_TASK REQUIREMENTS_
Reproduce the listing word for word. Skip any image.

Records from a collection:
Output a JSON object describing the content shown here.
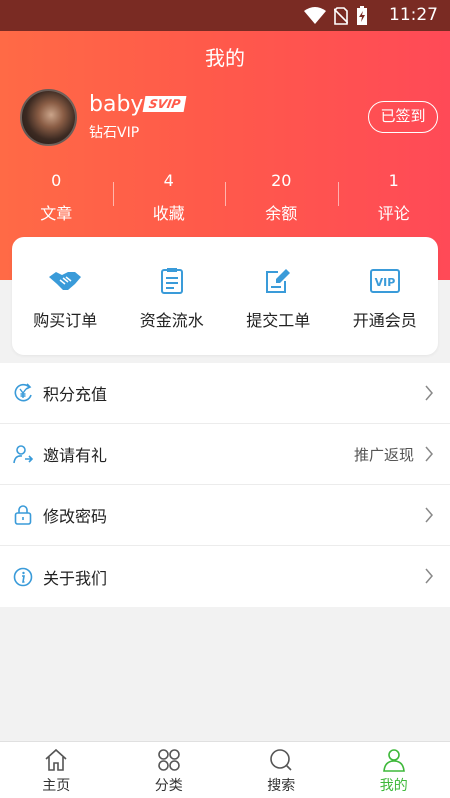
{
  "status_bar": {
    "time": "11:27",
    "icons": [
      "wifi-icon",
      "no-sim-icon",
      "battery-charging-icon"
    ]
  },
  "page": {
    "title": "我的"
  },
  "profile": {
    "username": "baby",
    "badge": "SVIP",
    "level": "钻石VIP",
    "signin_label": "已签到"
  },
  "stats": [
    {
      "value": "0",
      "label": "文章"
    },
    {
      "value": "4",
      "label": "收藏"
    },
    {
      "value": "20",
      "label": "余额"
    },
    {
      "value": "1",
      "label": "评论"
    }
  ],
  "quick_actions": [
    {
      "label": "购买订单",
      "icon": "handshake-icon"
    },
    {
      "label": "资金流水",
      "icon": "ledger-icon"
    },
    {
      "label": "提交工单",
      "icon": "edit-ticket-icon"
    },
    {
      "label": "开通会员",
      "icon": "vip-icon"
    }
  ],
  "menu": [
    {
      "label": "积分充值",
      "extra": "",
      "icon": "yen-refresh-icon"
    },
    {
      "label": "邀请有礼",
      "extra": "推广返现",
      "icon": "invite-user-icon"
    },
    {
      "label": "修改密码",
      "extra": "",
      "icon": "lock-icon"
    },
    {
      "label": "关于我们",
      "extra": "",
      "icon": "info-icon"
    }
  ],
  "bottom_nav": [
    {
      "label": "主页",
      "icon": "home-icon"
    },
    {
      "label": "分类",
      "icon": "category-icon"
    },
    {
      "label": "搜索",
      "icon": "search-icon"
    },
    {
      "label": "我的",
      "icon": "user-icon",
      "active": true
    }
  ],
  "colors": {
    "header_gradient_start": "#ff6a46",
    "header_gradient_end": "#ff4a57",
    "icon_blue": "#3a9bd9",
    "active_green": "#3eb83a"
  }
}
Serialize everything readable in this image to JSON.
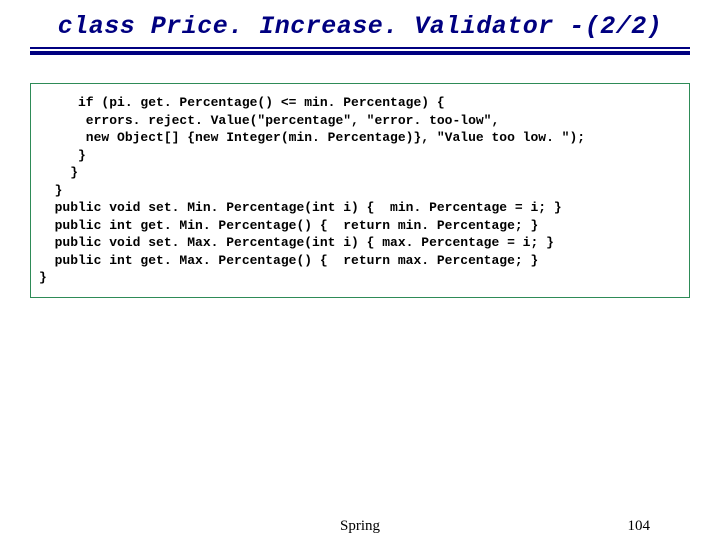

_EXERCISE RESPONSE_
Output a JSON object describing the content shown here.
{
  "status_bar": {
    "time": "11:27",
    "icons": [
      "wifi-icon",
      "no-sim-icon",
      "battery-charging-icon"
    ]
  },
  "page": {
    "title": "我的"
  },
  "profile": {
    "username": "baby",
    "badge": "SVIP",
    "level": "钻石VIP",
    "signin_label": "已签到"
  },
  "stats": [
    {
      "value": "0",
      "label": "文章"
    },
    {
      "value": "4",
      "label": "收藏"
    },
    {
      "value": "20",
      "label": "余额"
    },
    {
      "value": "1",
      "label": "评论"
    }
  ],
  "quick_actions": [
    {
      "label": "购买订单",
      "icon": "handshake-icon"
    },
    {
      "label": "资金流水",
      "icon": "ledger-icon"
    },
    {
      "label": "提交工单",
      "icon": "edit-ticket-icon"
    },
    {
      "label": "开通会员",
      "icon": "vip-icon"
    }
  ],
  "menu": [
    {
      "label": "积分充值",
      "extra": "",
      "icon": "yen-refresh-icon"
    },
    {
      "label": "邀请有礼",
      "extra": "推广返现",
      "icon": "invite-user-icon"
    },
    {
      "label": "修改密码",
      "extra": "",
      "icon": "lock-icon"
    },
    {
      "label": "关于我们",
      "extra": "",
      "icon": "info-icon"
    }
  ],
  "bottom_nav": [
    {
      "label": "主页",
      "icon": "home-icon"
    },
    {
      "label": "分类",
      "icon": "category-icon"
    },
    {
      "label": "搜索",
      "icon": "search-icon"
    },
    {
      "label": "我的",
      "icon": "user-icon",
      "active": true
    }
  ],
  "colors": {
    "header_gradient_start": "#ff6a46",
    "header_gradient_end": "#ff4a57",
    "icon_blue": "#3a9bd9",
    "active_green": "#3eb83a"
  }
}
Serialize everything readable in this image to JSON.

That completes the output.